→ **Brief**
Each line that holds the string "type" counts once; say how many such lines there are and add nothing.

→ **Input data**
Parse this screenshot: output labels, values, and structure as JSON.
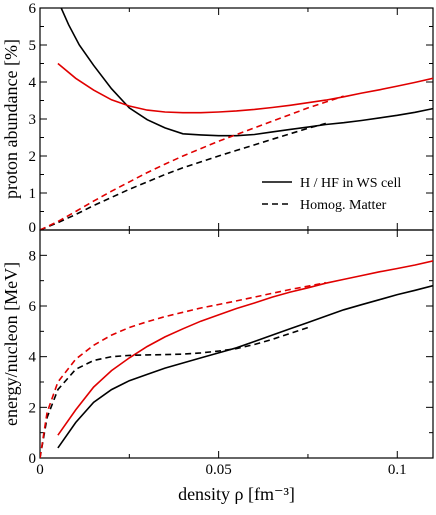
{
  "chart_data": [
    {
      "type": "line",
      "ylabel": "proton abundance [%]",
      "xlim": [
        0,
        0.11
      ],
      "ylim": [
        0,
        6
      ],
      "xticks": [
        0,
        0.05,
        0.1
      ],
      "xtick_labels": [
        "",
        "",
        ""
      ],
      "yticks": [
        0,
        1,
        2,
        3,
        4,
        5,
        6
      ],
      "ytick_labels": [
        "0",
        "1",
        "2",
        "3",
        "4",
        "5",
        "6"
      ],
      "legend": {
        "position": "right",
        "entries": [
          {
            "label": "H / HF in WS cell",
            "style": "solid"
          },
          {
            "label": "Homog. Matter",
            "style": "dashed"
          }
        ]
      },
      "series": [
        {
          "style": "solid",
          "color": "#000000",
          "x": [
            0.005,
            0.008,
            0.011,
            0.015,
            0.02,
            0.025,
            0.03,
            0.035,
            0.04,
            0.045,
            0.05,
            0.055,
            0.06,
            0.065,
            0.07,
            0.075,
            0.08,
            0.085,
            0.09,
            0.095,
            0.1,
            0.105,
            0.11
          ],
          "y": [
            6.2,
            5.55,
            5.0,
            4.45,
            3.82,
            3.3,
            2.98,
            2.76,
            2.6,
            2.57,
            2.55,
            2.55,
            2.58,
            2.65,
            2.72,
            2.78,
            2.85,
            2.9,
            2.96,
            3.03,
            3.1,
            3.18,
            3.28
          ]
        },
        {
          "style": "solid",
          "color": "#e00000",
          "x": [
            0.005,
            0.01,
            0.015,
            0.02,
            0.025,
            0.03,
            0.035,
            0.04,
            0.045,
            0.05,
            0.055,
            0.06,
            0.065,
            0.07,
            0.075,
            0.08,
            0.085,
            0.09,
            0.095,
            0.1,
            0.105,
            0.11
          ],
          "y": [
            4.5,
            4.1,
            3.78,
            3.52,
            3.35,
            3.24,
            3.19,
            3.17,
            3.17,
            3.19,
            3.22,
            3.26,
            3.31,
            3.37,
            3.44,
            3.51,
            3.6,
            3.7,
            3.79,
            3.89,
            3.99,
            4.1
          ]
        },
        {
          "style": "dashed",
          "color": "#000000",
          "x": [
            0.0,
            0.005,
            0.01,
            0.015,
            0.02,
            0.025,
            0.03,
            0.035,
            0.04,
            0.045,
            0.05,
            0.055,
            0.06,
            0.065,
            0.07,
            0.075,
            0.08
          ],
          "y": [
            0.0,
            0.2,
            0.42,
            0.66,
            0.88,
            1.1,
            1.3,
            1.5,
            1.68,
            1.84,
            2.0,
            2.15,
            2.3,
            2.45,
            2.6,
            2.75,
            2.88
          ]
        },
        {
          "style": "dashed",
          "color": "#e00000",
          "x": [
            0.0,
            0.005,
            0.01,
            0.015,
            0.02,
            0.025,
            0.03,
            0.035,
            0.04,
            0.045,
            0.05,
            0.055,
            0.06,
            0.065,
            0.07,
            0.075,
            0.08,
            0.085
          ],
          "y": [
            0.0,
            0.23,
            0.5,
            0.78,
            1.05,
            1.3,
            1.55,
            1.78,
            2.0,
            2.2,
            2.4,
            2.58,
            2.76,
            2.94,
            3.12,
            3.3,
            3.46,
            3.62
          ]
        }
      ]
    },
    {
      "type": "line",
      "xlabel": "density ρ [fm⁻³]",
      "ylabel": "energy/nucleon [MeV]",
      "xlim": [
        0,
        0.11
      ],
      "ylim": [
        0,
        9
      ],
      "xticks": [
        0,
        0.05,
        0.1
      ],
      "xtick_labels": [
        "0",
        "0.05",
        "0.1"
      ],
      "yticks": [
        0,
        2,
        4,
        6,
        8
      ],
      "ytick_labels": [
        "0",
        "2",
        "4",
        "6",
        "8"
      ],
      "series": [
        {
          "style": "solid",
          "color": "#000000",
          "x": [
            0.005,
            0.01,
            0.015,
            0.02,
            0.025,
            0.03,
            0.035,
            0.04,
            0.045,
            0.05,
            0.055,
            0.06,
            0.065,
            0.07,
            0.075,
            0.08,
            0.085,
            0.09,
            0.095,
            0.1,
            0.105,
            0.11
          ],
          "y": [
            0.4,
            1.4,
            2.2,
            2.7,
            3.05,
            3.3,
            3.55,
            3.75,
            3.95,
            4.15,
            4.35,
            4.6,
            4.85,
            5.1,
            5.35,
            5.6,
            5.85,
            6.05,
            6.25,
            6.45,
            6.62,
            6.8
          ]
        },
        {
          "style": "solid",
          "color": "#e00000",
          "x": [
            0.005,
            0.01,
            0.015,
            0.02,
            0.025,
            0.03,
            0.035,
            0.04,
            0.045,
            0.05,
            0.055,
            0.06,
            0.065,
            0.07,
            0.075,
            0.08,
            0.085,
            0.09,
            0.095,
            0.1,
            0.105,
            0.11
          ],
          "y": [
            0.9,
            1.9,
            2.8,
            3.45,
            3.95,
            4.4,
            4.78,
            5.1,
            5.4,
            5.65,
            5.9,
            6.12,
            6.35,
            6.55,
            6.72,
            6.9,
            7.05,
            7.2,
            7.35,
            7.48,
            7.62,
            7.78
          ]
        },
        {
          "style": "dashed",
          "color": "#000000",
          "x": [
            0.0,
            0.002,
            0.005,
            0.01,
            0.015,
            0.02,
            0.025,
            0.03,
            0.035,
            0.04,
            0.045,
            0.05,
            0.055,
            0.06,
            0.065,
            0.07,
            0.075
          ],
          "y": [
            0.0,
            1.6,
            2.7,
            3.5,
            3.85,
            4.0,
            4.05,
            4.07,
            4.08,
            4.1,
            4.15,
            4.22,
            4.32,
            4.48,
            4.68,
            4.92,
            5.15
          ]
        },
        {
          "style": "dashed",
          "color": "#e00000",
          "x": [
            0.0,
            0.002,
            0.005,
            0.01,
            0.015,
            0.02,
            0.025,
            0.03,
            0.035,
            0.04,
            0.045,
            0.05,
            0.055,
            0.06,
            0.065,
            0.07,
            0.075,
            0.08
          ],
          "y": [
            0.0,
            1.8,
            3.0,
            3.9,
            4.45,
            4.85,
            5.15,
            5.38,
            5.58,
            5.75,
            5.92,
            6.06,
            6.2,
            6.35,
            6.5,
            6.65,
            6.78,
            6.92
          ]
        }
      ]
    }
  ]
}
...
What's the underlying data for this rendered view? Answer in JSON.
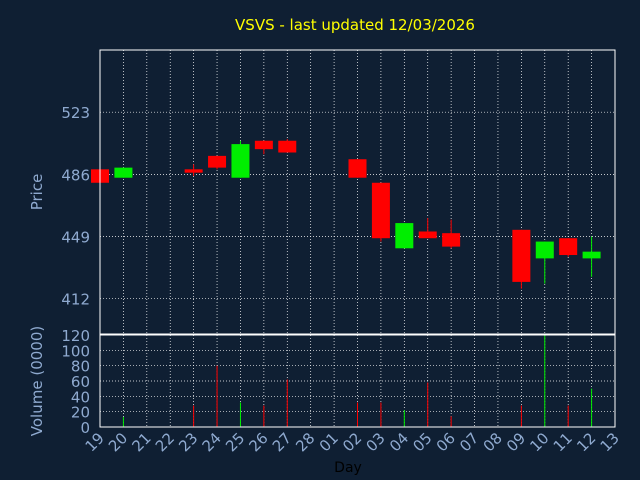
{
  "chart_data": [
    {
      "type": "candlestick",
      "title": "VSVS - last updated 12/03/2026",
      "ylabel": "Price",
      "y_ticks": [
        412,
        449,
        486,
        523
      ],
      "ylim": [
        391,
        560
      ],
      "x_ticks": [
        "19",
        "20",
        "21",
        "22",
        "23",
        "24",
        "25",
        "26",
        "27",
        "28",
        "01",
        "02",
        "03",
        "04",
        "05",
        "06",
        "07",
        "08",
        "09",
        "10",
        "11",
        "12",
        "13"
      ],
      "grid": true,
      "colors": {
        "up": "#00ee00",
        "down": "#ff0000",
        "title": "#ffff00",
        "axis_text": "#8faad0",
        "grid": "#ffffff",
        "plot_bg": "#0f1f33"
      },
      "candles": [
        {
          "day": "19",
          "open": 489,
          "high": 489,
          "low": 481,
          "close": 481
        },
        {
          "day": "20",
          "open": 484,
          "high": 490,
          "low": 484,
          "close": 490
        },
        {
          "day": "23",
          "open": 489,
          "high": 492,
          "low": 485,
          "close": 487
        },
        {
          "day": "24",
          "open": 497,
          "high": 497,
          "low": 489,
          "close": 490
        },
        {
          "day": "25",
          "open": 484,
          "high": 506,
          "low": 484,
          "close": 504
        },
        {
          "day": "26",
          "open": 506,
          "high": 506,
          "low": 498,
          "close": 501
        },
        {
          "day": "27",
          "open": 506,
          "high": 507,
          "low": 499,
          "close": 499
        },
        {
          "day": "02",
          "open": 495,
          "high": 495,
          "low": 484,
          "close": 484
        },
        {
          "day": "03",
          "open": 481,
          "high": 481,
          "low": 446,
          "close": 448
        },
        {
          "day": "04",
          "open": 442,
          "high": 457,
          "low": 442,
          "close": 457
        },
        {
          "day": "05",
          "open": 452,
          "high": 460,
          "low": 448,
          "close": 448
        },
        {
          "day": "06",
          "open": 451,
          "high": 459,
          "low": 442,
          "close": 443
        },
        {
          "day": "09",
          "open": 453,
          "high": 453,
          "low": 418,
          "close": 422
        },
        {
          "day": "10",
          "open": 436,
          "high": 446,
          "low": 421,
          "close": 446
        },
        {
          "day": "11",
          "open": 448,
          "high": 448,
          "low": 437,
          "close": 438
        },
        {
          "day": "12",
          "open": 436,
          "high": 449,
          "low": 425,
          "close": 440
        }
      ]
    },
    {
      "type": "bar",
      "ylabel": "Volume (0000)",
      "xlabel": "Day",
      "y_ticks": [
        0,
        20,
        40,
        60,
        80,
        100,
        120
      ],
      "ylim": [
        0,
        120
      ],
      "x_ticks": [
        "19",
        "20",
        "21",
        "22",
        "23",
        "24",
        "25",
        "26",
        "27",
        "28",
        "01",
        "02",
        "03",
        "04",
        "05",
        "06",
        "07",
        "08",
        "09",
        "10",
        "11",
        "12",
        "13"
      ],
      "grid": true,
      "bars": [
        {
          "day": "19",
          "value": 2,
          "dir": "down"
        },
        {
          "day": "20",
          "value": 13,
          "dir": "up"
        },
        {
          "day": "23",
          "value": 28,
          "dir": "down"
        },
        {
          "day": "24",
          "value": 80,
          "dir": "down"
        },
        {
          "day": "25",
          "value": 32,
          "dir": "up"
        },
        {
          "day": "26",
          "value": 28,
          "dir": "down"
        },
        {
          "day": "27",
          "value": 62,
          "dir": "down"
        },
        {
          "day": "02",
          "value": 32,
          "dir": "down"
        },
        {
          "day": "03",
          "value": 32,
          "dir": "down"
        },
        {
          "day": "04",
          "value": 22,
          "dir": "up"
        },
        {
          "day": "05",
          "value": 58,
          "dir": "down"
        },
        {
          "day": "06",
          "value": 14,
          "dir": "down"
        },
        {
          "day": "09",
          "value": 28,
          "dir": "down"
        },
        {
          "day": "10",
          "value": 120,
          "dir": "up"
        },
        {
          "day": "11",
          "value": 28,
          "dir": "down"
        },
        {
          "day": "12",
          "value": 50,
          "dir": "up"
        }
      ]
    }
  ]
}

→ **Finished answer**
4